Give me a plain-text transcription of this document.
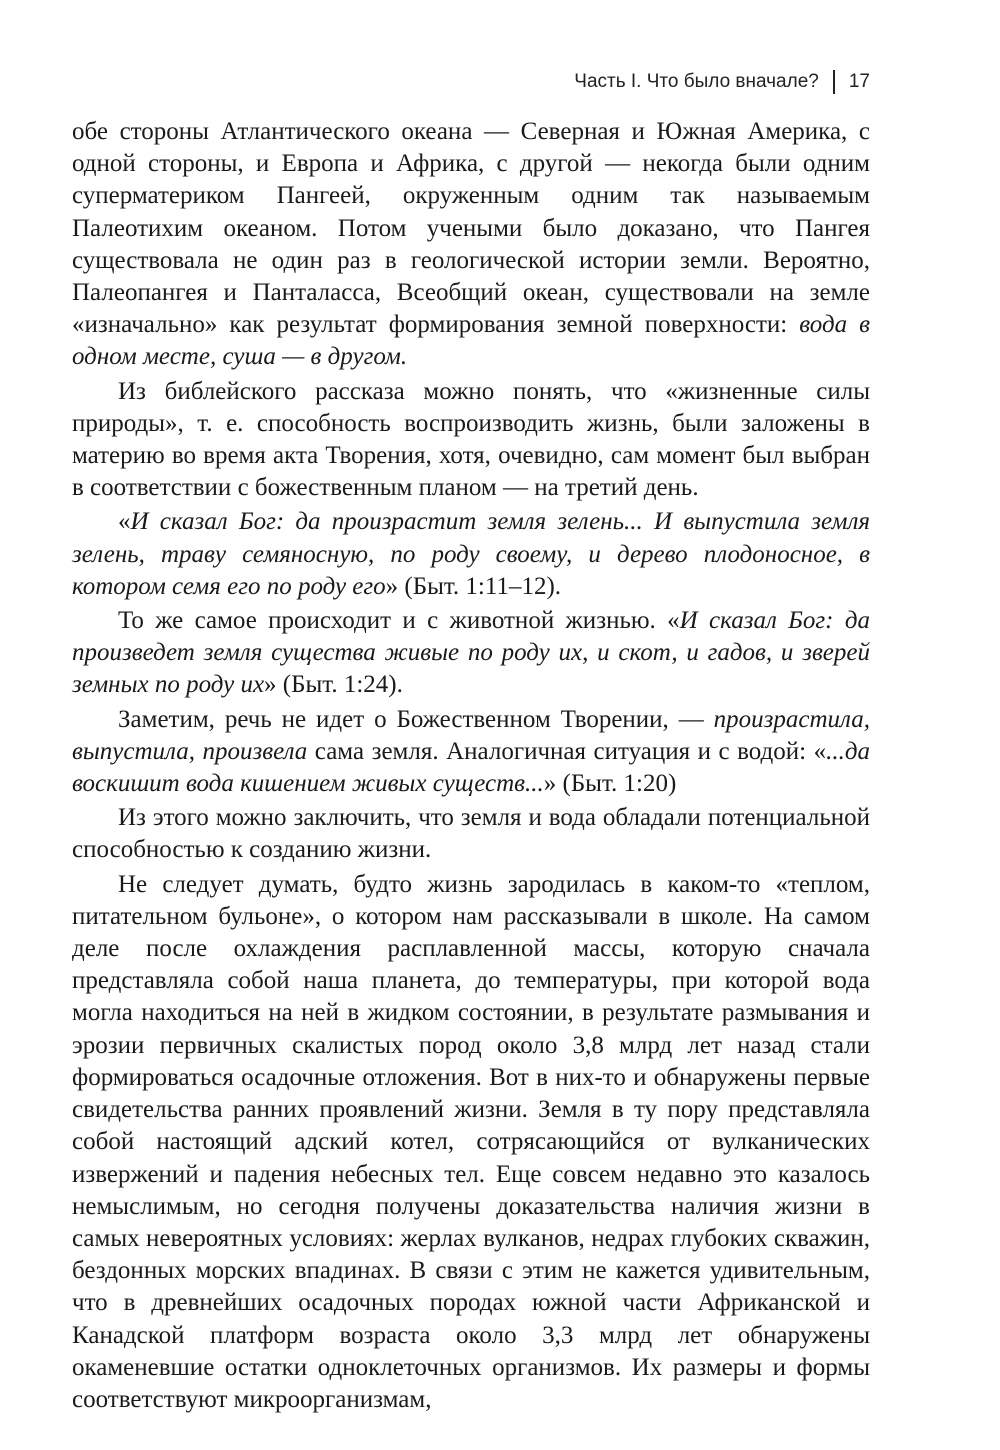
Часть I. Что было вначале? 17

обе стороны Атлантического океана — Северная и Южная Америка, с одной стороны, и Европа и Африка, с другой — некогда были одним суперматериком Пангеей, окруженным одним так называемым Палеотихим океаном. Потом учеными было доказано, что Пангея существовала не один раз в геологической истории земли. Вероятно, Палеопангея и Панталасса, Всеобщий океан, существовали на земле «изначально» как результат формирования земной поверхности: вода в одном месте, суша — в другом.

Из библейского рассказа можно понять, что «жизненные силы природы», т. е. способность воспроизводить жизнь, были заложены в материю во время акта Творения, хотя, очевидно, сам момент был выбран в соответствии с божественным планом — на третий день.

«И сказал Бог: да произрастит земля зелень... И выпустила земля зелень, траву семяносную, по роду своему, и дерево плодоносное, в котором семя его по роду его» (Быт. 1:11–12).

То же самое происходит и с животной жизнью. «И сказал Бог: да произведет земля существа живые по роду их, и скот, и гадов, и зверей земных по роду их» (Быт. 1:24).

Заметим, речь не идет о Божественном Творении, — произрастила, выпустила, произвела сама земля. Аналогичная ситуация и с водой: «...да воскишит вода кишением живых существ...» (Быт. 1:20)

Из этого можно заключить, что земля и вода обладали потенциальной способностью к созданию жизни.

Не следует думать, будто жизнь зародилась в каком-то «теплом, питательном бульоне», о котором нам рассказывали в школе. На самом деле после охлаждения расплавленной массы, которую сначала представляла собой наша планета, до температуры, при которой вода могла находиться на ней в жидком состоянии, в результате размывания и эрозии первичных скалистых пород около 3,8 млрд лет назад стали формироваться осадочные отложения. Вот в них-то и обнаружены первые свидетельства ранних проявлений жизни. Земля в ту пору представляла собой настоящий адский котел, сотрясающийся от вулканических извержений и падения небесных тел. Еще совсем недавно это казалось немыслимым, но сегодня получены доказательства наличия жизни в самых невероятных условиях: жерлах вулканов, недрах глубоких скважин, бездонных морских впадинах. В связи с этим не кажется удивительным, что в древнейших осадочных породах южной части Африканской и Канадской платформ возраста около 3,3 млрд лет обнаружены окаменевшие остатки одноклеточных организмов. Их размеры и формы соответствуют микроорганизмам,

PROBLEM TO WORK ON
The pictures in the entries should be left out; output everything else exactly.

WRITTEN REPLY
Give me a plain-text transcription of this document.
Часть I. Что было вначале? 17

обе стороны Атлантического океана — Северная и Южная Америка, с одной стороны, и Европа и Африка, с другой — некогда были одним суперматериком Пангеей, окруженным одним так называемым Палеотихим океаном. Потом учеными было доказано, что Пангея существовала не один раз в геологической истории земли. Вероятно, Палеопангея и Панталасса, Всеобщий океан, существовали на земле «изначально» как результат формирования земной поверхности: вода в одном месте, суша — в другом.

Из библейского рассказа можно понять, что «жизненные силы природы», т. е. способность воспроизводить жизнь, были заложены в материю во время акта Творения, хотя, очевидно, сам момент был выбран в соответствии с божественным планом — на третий день.

«И сказал Бог: да произрастит земля зелень... И выпустила земля зелень, траву семяносную, по роду своему, и дерево плодоносное, в котором семя его по роду его» (Быт. 1:11–12).

То же самое происходит и с животной жизнью. «И сказал Бог: да произведет земля существа живые по роду их, и скот, и гадов, и зверей земных по роду их» (Быт. 1:24).

Заметим, речь не идет о Божественном Творении, — произрастила, выпустила, произвела сама земля. Аналогичная ситуация и с водой: «...да воскишит вода кишением живых существ...» (Быт. 1:20)

Из этого можно заключить, что земля и вода обладали потенциальной способностью к созданию жизни.

Не следует думать, будто жизнь зародилась в каком-то «теплом, питательном бульоне», о котором нам рассказывали в школе. На самом деле после охлаждения расплавленной массы, которую сначала представляла собой наша планета, до температуры, при которой вода могла находиться на ней в жидком состоянии, в результате размывания и эрозии первичных скалистых пород около 3,8 млрд лет назад стали формироваться осадочные отложения. Вот в них-то и обнаружены первые свидетельства ранних проявлений жизни. Земля в ту пору представляла собой настоящий адский котел, сотрясающийся от вулканических извержений и падения небесных тел. Еще совсем недавно это казалось немыслимым, но сегодня получены доказательства наличия жизни в самых невероятных условиях: жерлах вулканов, недрах глубоких скважин, бездонных морских впадинах. В связи с этим не кажется удивительным, что в древнейших осадочных породах южной части Африканской и Канадской платформ возраста около 3,3 млрд лет обнаружены окаменевшие остатки одноклеточных организмов. Их размеры и формы соответствуют микроорганизмам,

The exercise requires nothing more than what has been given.